• _Given records_:

** BEGIN **

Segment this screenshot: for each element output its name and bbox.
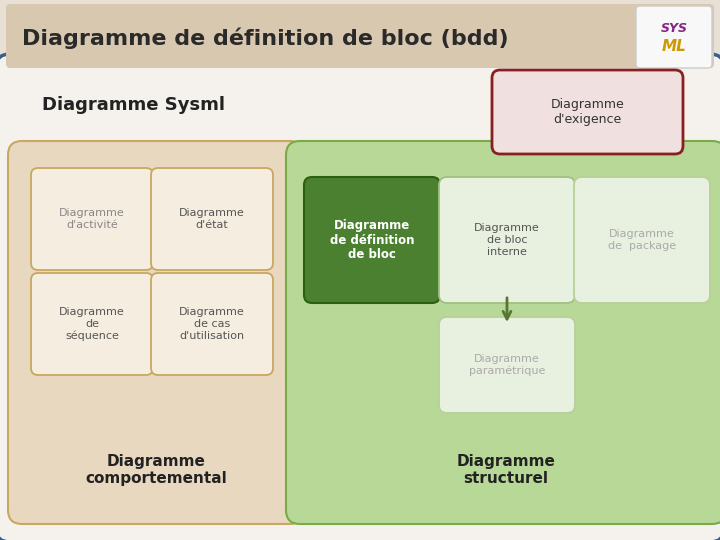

** END **
** BEGIN **

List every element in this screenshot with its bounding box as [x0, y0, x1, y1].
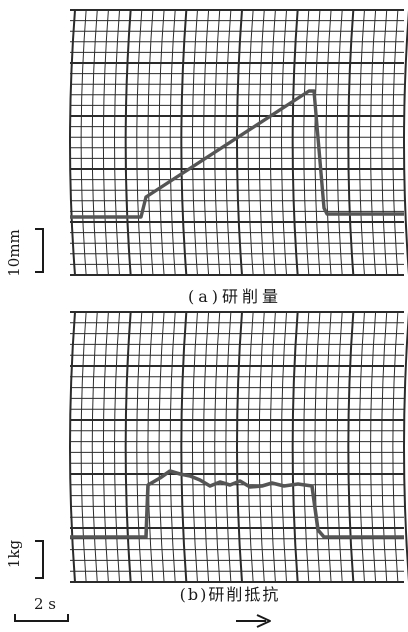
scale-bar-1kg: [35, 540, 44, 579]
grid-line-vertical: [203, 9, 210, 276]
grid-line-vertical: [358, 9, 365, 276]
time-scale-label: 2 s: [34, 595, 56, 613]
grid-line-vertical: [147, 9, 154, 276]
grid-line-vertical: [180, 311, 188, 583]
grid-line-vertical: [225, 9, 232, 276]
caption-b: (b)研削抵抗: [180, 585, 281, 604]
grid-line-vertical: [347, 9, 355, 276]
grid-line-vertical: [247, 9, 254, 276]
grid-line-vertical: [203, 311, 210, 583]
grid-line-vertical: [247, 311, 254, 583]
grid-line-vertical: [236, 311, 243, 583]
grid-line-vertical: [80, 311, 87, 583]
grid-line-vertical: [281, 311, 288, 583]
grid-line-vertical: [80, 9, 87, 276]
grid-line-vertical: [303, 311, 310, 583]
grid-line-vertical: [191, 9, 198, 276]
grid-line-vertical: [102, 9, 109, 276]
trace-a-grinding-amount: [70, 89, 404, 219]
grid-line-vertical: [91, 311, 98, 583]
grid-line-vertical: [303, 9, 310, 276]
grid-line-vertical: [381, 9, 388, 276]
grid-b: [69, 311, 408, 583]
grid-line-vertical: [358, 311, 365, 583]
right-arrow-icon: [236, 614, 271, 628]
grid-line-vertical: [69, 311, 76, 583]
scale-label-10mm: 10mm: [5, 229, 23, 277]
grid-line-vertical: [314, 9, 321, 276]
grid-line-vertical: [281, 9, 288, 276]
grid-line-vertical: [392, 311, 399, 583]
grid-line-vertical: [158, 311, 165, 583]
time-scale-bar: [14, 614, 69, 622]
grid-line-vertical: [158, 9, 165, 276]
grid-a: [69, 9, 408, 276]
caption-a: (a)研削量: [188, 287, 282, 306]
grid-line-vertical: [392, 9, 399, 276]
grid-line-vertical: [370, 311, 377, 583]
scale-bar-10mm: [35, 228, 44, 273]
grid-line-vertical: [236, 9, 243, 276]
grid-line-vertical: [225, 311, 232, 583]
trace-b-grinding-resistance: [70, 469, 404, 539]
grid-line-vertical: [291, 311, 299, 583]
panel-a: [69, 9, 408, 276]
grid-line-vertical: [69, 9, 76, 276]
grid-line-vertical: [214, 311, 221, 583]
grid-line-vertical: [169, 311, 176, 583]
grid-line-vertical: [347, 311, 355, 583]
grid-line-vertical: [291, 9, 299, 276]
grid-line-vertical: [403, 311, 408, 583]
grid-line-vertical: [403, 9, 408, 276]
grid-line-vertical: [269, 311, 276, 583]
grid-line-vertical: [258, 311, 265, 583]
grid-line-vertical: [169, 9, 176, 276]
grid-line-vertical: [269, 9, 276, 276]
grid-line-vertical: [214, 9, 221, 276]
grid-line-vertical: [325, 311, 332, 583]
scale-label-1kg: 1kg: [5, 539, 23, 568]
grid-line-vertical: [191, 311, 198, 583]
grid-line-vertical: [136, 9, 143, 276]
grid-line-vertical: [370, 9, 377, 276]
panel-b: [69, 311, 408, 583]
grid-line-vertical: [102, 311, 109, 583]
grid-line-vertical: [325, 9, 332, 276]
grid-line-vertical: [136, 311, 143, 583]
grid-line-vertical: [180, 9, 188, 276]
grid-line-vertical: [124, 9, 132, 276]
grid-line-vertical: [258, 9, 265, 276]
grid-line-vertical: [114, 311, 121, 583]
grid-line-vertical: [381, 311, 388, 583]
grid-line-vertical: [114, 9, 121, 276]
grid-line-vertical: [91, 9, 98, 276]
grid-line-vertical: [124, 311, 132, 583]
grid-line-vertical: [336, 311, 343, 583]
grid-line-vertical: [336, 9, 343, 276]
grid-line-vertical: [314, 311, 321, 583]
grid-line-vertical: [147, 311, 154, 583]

** END **
** BEGIN **

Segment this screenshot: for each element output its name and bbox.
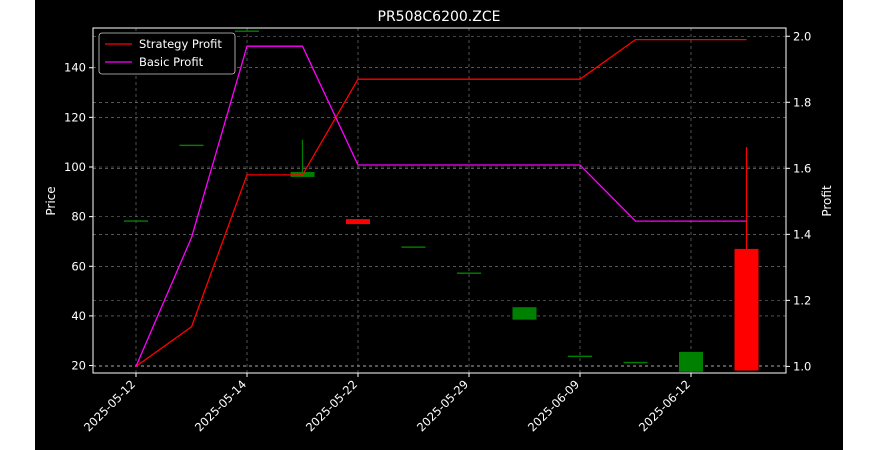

** END **

• _What to produce_: Transcribe the entries above, everything from the line containing "List every element" down to the line containing "grid-line-vertical: [180, 311, 188, 583]", with both of those lines included. Leave the pictures out of your copy.

• _Reply to the task_:
List every element in this screenshot with its bounding box as [x0, y0, x1, y1].
scale-bar-1kg: [35, 540, 44, 579]
grid-line-vertical: [203, 9, 210, 276]
grid-line-vertical: [358, 9, 365, 276]
time-scale-label: 2 s: [34, 595, 56, 613]
grid-line-vertical: [147, 9, 154, 276]
grid-line-vertical: [180, 311, 188, 583]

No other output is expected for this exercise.